** BEGIN Document passage **

# Gary & others : Michelin Energy Plus MXV4 vs Michelin Primacy MXV4



## rawnak (Feb 23, 2004)

Its time for tire change for my 03 325i.
My OE tires (Michelin) have lasted close to 69k and i was happy with ride, handling,
snow traction and hence would want to stay with Michelin.

Now choice has narrowed down to Michelin Energy Plus MXV4 vs Michelin Primacy MXV4
From tirerack reviews 
Michelin Primacy 
- has better survey results than Energy Plus
- cheaper 
- better treadwear rating 620 (primacy) vs 400 (energy plus)

If u have had experience with any of these tires, please provide feedback.

thanks
rawnak


----------



## ceb1 (Jul 31, 2009)

One of the German magazines (either AutoMotorSport or AutoBild) recently reviewed "green" low rolling resistance tires like the Michelin Energy. All of the "green" tires performed significantly worse than their "non-green" equivalent.

Stick with the Primacy - it also has a 60k mile warranty.


----------



## ceb1 (Jul 31, 2009)

It was AutoMotorSport (May edition.

I reviewed it again last night. The biggest complaint with the Energy tire (and the other three "green" tires) was poor performance in wet weather.

** END Document passage **
** BEGIN Given information **

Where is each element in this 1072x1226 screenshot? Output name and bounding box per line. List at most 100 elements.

** END Given information **

» **The tasks**
1. Rewrite the Michelin tire forum thread from "Its time for" through "stay with Michelin.", inclusive, substituting "wet traction" for "snow traction".
2. Please carry on the Michelin tire forum thread past its final post.

» **Responses for each task**
1.
Its time for tire change for my 03 325i.
My OE tires (Michelin) have lasted close to 69k and i was happy with ride, handling,
wet traction and hence would want to stay with Michelin.

2.
The worst performing "non-green tire" (the Primancy) was better than the best "green" tire (a Goodyear) - the Energy came in last.

The best tire was the Goodyear Opti Grip - nearly tied with the Pirelli P7 followed by the Primacy.

Then came the Pirelli P6 (a green tire), the Goodyear Efficient Grip (another green tire) followed by the Energy.

I'm not sure if the Opti Grip is sold in the US.


----------



## [email protected] (Jun 10, 2003)

Another vote for the Primacy.

Tires http://www.tirerack.com/a.jsp?a=AB2&url=/tires/index.jsp


----------



## hawkeyehep (Apr 22, 2009)

Just put a set of the Primacy MXV4, the V rated 215-50-17 version, on my wife's Acura TSX. They repaled the OE Michelins. Very smooth and quiet ride and quick steering response although we do not really push the car hard. Have not been in snow yet with those tires but they are great on wet roads. I also have a set of the Primacy H rated tire on a Suraru Forrester and they performed well all last season including snow up to about 14" deep on the ski area parking lots. No complaints at all. Very happy with both version of the Primacy.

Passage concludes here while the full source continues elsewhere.